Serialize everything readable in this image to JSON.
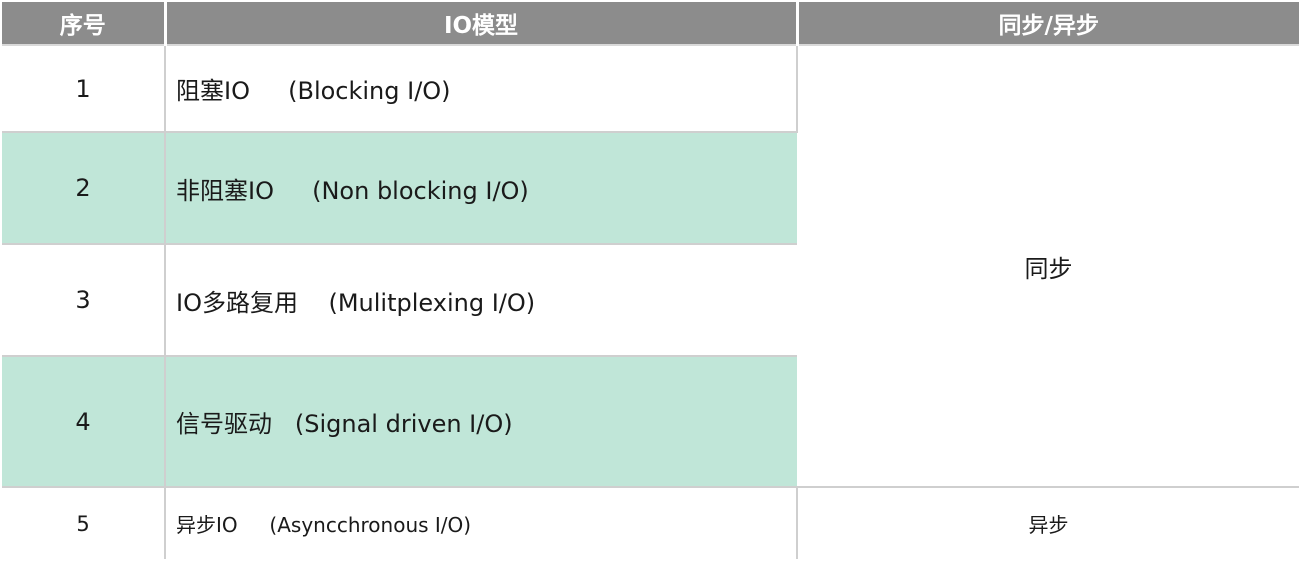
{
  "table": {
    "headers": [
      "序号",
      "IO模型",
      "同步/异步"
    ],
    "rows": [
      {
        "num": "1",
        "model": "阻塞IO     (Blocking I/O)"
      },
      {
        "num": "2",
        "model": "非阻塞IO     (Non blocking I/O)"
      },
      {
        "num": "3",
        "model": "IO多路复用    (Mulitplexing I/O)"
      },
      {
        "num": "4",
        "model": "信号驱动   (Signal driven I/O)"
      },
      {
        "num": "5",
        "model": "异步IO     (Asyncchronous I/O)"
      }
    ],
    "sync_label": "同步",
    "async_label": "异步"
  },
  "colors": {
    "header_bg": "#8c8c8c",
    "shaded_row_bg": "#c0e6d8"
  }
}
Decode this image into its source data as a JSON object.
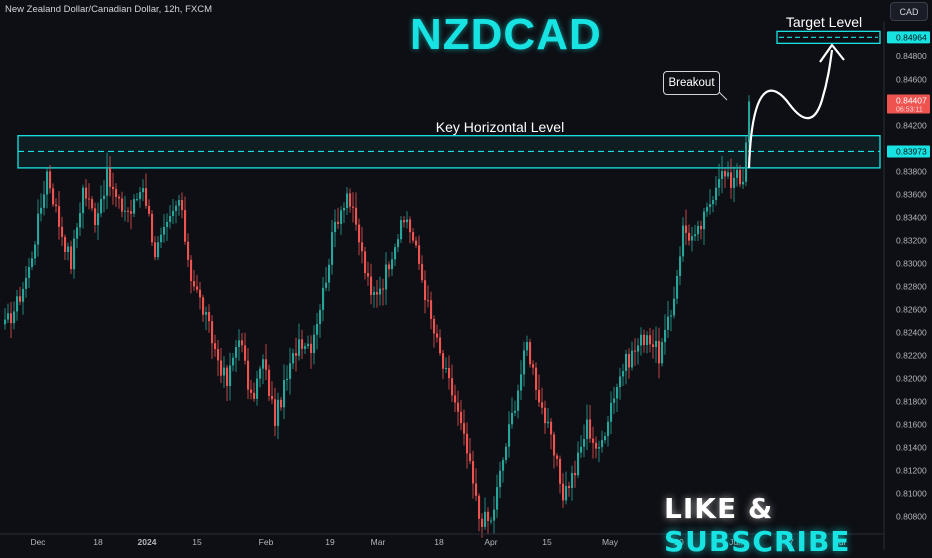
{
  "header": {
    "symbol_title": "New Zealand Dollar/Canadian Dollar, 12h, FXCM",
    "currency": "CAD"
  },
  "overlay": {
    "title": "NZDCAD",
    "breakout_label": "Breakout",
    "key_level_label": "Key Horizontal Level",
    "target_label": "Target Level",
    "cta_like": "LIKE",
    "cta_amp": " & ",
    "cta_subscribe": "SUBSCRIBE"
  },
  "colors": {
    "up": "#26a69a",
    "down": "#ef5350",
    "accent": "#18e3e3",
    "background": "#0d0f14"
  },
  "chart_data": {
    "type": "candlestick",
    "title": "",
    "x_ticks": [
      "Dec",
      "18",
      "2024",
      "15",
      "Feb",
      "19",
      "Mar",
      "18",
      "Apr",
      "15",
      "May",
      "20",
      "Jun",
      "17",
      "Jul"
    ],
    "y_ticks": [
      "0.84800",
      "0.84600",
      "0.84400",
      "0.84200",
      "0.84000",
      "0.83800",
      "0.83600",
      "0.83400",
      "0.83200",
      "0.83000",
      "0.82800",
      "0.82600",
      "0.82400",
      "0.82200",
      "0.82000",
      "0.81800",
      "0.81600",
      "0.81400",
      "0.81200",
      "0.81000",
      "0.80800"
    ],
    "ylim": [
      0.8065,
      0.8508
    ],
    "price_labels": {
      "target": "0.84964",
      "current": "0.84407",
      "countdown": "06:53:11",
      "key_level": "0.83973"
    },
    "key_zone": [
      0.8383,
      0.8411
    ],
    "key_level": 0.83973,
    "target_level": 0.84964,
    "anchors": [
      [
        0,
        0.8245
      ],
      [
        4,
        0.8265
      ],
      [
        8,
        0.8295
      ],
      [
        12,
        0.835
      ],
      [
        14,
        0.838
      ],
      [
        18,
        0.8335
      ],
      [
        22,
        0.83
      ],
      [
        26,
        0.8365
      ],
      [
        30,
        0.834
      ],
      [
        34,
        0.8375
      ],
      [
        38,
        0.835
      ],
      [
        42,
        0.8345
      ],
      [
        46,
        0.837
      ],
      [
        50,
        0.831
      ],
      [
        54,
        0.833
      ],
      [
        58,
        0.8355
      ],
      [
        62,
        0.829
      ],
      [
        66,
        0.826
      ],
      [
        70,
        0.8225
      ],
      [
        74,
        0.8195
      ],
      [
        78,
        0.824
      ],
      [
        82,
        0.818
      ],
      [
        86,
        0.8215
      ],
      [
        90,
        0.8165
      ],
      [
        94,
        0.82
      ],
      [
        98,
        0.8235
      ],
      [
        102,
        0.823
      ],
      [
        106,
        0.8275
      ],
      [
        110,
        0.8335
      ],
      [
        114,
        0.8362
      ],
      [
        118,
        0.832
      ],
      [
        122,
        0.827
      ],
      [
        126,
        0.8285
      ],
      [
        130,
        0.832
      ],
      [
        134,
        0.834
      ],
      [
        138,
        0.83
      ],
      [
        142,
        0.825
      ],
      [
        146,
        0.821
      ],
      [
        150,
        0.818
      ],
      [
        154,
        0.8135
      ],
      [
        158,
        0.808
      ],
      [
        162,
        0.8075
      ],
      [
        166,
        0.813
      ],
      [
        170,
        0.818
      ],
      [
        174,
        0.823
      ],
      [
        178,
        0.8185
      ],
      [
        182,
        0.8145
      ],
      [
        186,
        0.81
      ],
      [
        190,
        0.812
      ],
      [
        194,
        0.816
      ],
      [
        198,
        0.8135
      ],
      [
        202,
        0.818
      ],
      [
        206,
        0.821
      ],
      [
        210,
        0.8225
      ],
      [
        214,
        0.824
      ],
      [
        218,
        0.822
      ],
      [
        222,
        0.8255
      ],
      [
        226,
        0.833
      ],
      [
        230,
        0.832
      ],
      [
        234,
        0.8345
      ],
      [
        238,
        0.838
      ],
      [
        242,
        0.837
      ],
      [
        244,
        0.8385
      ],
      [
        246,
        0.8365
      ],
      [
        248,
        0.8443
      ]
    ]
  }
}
· · ·
Among the records above, how many lines carry the string "this"? Reply with the number alone.

2